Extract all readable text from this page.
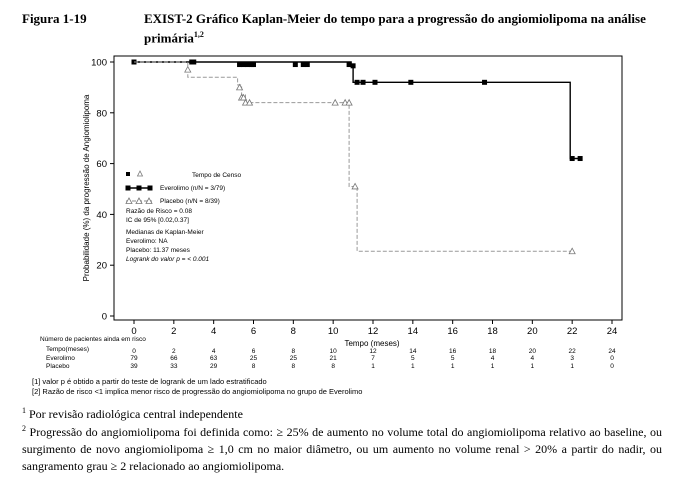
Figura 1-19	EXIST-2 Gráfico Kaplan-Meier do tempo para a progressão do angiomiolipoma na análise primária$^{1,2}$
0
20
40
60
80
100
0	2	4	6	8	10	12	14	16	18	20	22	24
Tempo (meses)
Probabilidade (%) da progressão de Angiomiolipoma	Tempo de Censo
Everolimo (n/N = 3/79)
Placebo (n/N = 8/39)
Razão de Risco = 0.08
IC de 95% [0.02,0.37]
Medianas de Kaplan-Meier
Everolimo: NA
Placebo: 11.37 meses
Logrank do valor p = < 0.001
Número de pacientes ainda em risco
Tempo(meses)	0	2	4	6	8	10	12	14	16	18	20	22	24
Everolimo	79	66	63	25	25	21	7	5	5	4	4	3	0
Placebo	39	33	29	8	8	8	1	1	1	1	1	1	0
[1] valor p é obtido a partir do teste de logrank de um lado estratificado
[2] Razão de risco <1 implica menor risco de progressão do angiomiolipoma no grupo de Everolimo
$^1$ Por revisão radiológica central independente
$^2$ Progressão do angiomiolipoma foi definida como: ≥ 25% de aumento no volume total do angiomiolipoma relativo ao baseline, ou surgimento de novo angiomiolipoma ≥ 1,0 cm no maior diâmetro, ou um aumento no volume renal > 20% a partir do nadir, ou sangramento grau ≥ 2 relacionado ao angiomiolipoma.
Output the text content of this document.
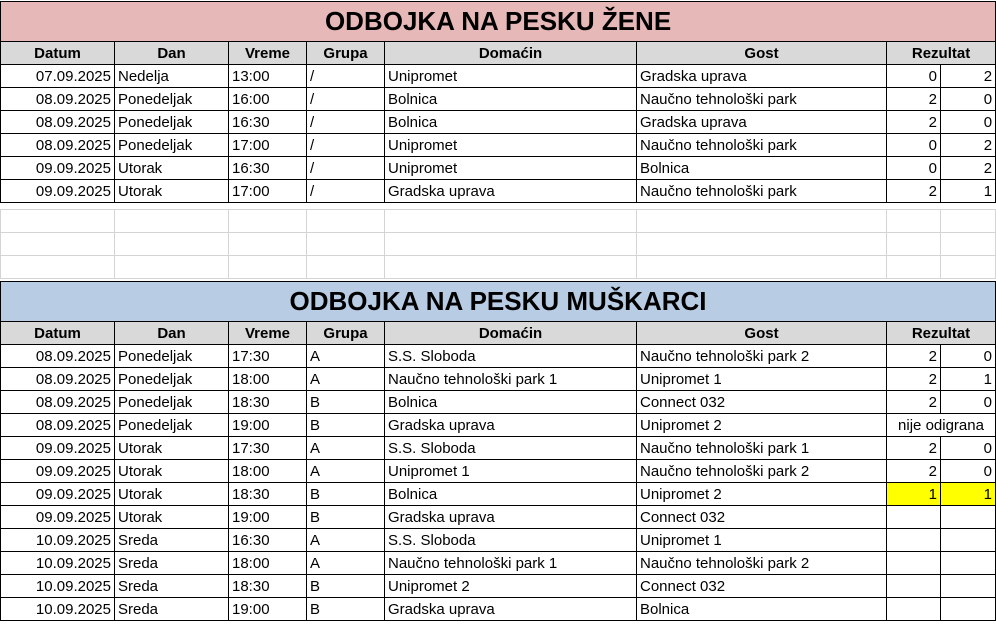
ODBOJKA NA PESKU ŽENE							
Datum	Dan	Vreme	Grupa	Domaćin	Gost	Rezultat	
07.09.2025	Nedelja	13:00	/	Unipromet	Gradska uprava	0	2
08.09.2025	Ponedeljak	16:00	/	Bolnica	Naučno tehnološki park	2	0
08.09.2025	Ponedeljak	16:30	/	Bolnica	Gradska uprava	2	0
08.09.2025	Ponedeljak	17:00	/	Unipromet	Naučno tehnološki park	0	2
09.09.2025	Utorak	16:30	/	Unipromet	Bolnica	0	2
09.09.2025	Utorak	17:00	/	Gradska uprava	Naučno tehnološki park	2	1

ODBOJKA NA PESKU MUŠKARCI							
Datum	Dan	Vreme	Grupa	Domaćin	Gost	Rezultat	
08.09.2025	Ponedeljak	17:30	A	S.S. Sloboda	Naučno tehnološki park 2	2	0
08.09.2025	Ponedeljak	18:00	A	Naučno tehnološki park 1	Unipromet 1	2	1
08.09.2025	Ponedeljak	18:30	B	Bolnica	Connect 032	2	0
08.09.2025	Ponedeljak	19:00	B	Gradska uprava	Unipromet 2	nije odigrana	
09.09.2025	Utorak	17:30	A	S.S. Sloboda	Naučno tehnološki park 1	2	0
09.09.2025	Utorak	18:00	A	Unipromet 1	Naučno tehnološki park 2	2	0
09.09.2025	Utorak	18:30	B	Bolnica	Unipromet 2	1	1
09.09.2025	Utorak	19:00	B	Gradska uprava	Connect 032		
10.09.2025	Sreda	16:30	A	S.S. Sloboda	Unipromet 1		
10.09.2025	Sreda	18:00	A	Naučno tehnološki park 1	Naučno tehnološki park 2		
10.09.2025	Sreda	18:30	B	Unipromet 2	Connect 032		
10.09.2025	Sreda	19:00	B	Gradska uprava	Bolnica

____________________

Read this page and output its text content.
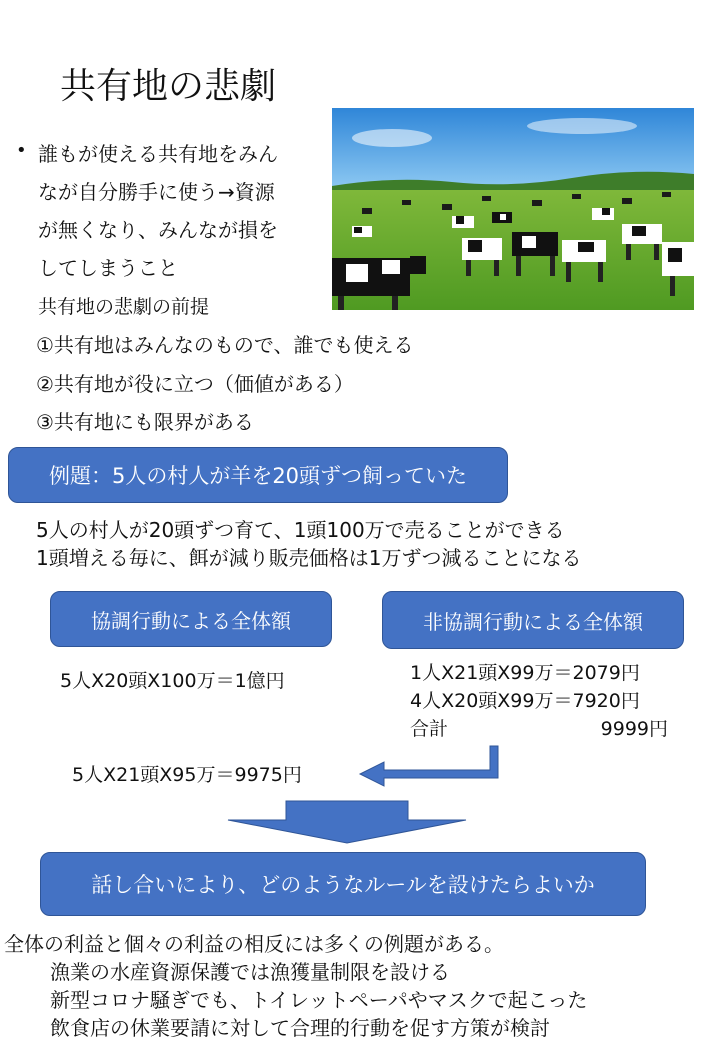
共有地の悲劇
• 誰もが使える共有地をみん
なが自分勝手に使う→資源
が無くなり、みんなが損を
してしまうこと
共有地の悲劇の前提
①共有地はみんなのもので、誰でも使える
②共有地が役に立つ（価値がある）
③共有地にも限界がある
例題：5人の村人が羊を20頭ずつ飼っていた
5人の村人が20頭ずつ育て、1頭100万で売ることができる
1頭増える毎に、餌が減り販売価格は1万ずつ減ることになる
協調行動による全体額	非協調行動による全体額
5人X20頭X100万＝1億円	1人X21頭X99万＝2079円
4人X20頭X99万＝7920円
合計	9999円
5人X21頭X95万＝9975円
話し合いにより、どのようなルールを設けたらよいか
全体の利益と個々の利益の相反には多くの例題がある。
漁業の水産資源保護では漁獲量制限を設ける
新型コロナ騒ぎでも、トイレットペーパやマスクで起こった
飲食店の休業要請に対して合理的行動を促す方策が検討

____________________

> [THE PROBLEM]:
Collect from the data above every line that includes "Bolnica".

> [WORKED ANSWER]:
08.09.2025	Ponedeljak	16:00	/	Bolnica	Naučno tehnološki park	2	0
08.09.2025	Ponedeljak	16:30	/	Bolnica	Gradska uprava	2	0
09.09.2025	Utorak	16:30	/	Unipromet	Bolnica	0	2
08.09.2025	Ponedeljak	18:30	B	Bolnica	Connect 032	2	0
09.09.2025	Utorak	18:30	B	Bolnica	Unipromet 2	1	1
10.09.2025	Sreda	19:00	B	Gradska uprava	Bolnica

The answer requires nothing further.